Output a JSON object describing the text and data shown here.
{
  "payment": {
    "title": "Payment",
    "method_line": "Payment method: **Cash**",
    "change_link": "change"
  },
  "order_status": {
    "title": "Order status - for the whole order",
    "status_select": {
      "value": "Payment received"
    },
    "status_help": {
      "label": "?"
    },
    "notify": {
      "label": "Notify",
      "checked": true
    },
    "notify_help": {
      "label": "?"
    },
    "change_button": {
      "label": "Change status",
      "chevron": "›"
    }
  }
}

- WHAT YOU NEED TO DO
The records above need to be transcribed in full. Keep every character unchanged.

- WRITTEN RESPONSE
Output a JSON object describing the text and data shown here.
{
  "payment": {
    "title": "Payment",
    "method_line": "Payment method: **Cash**",
    "change_link": "change"
  },
  "order_status": {
    "title": "Order status - for the whole order",
    "status_select": {
      "value": "Payment received"
    },
    "status_help": {
      "label": "?"
    },
    "notify": {
      "label": "Notify",
      "checked": true
    },
    "notify_help": {
      "label": "?"
    },
    "change_button": {
      "label": "Change status",
      "chevron": "›"
    }
  }
}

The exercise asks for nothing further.